**What the exercise asks**
Set down the full listing exactly as given. Any pictures are to be left out.

# The records start

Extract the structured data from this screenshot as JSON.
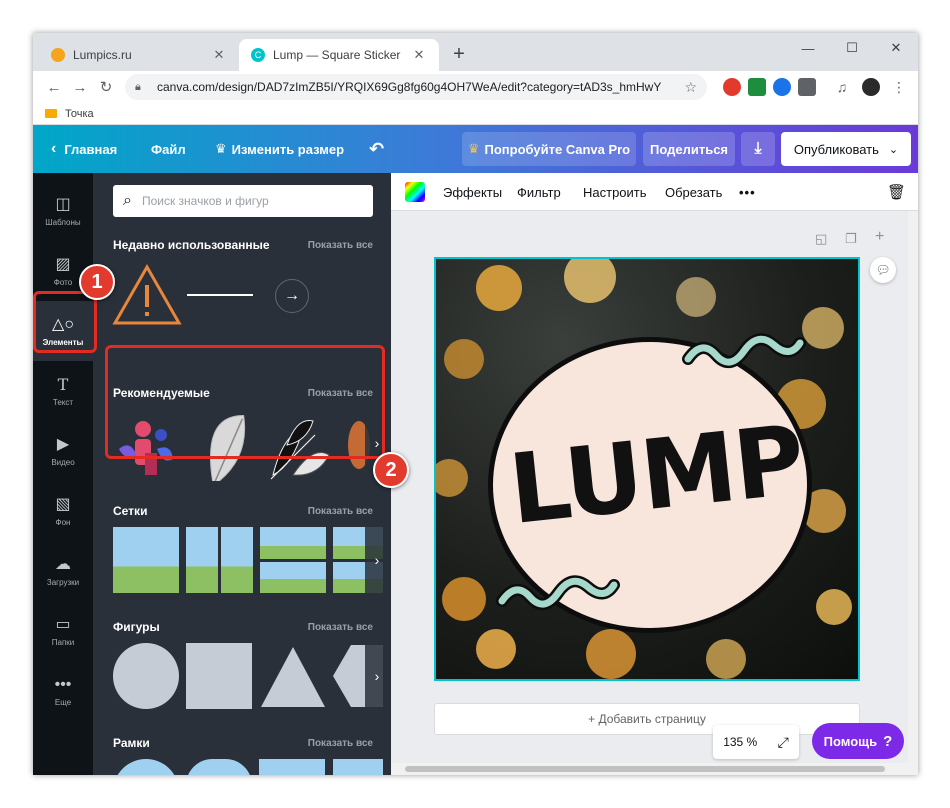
{
  "browser": {
    "tabs": [
      {
        "title": "Lumpics.ru",
        "color": "#f4a51c"
      },
      {
        "title": "Lump — Square Sticker",
        "color": "#00c4cc"
      }
    ],
    "url": "canva.com/design/DAD7zImZB5I/YRQIX69Gg8fg60g4OH7WeA/edit?category=tAD3s_hmHwY",
    "bookmark": "Точка"
  },
  "header": {
    "home": "Главная",
    "file": "Файл",
    "resize": "Изменить размер",
    "try_pro": "Попробуйте Canva Pro",
    "share": "Поделиться",
    "publish": "Опубликовать"
  },
  "rail": [
    {
      "label": "Шаблоны",
      "icon": "layout-icon"
    },
    {
      "label": "Фото",
      "icon": "photo-icon"
    },
    {
      "label": "Элементы",
      "icon": "elements-icon"
    },
    {
      "label": "Текст",
      "icon": "text-icon"
    },
    {
      "label": "Видео",
      "icon": "video-icon"
    },
    {
      "label": "Фон",
      "icon": "background-icon"
    },
    {
      "label": "Загрузки",
      "icon": "upload-icon"
    },
    {
      "label": "Папки",
      "icon": "folder-icon"
    },
    {
      "label": "Еще",
      "icon": "more-icon"
    }
  ],
  "panel": {
    "search_placeholder": "Поиск значков и фигур",
    "show_all": "Показать все",
    "sections": [
      "Недавно использованные",
      "Рекомендуемые",
      "Сетки",
      "Фигуры",
      "Рамки"
    ]
  },
  "toolbar": {
    "effects": "Эффекты",
    "filter": "Фильтр",
    "adjust": "Настроить",
    "crop": "Обрезать"
  },
  "canvas": {
    "text": "LUMP"
  },
  "footer": {
    "add_page": "+ Добавить страницу",
    "zoom": "135 %",
    "help": "Помощь"
  },
  "annotations": [
    "1",
    "2"
  ],
  "colors": {
    "accent": "#7d2ae8",
    "highlight": "#e32b22",
    "selection": "#00c4cc"
  }
}
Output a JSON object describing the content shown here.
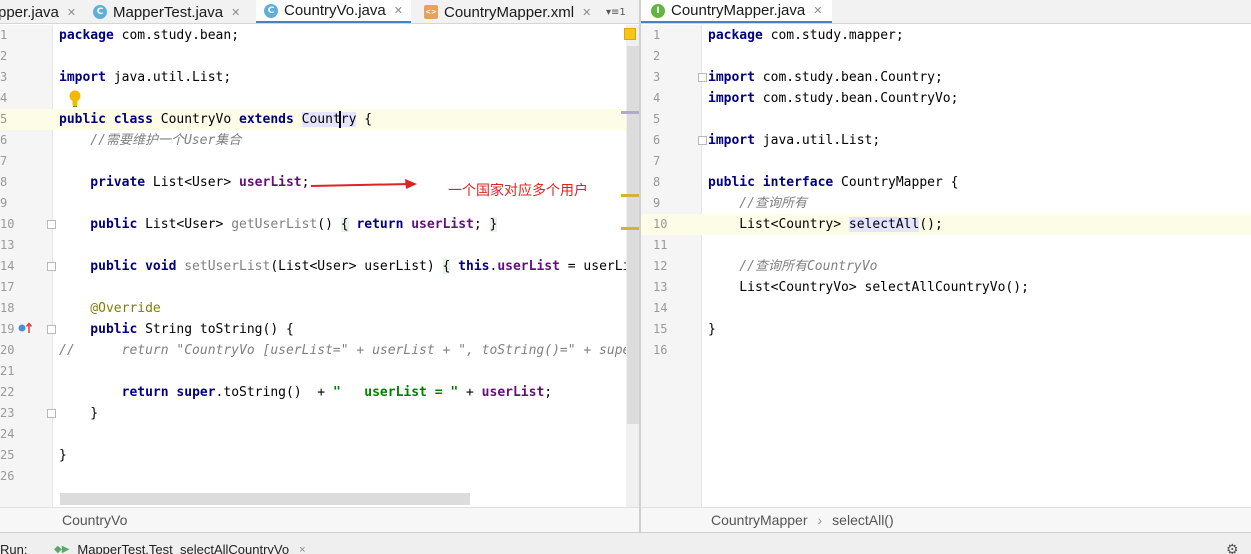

# The records end

**Solution to the exercise**
Extract the structured data from this screenshot as JSON.
{
  "browser": {
    "tabs": [
      {
        "title": "Lumpics.ru",
        "color": "#f4a51c"
      },
      {
        "title": "Lump — Square Sticker",
        "color": "#00c4cc"
      }
    ],
    "url": "canva.com/design/DAD7zImZB5I/YRQIX69Gg8fg60g4OH7WeA/edit?category=tAD3s_hmHwY",
    "bookmark": "Точка"
  },
  "header": {
    "home": "Главная",
    "file": "Файл",
    "resize": "Изменить размер",
    "try_pro": "Попробуйте Canva Pro",
    "share": "Поделиться",
    "publish": "Опубликовать"
  },
  "rail": [
    {
      "label": "Шаблоны",
      "icon": "layout-icon"
    },
    {
      "label": "Фото",
      "icon": "photo-icon"
    },
    {
      "label": "Элементы",
      "icon": "elements-icon"
    },
    {
      "label": "Текст",
      "icon": "text-icon"
    },
    {
      "label": "Видео",
      "icon": "video-icon"
    },
    {
      "label": "Фон",
      "icon": "background-icon"
    },
    {
      "label": "Загрузки",
      "icon": "upload-icon"
    },
    {
      "label": "Папки",
      "icon": "folder-icon"
    },
    {
      "label": "Еще",
      "icon": "more-icon"
    }
  ],
  "panel": {
    "search_placeholder": "Поиск значков и фигур",
    "show_all": "Показать все",
    "sections": [
      "Недавно использованные",
      "Рекомендуемые",
      "Сетки",
      "Фигуры",
      "Рамки"
    ]
  },
  "toolbar": {
    "effects": "Эффекты",
    "filter": "Фильтр",
    "adjust": "Настроить",
    "crop": "Обрезать"
  },
  "canvas": {
    "text": "LUMP"
  },
  "footer": {
    "add_page": "+ Добавить страницу",
    "zoom": "135 %",
    "help": "Помощь"
  },
  "annotations": [
    "1",
    "2"
  ],
  "colors": {
    "accent": "#7d2ae8",
    "highlight": "#e32b22",
    "selection": "#00c4cc"
  }
}
Output a JSON object describing the content shown here.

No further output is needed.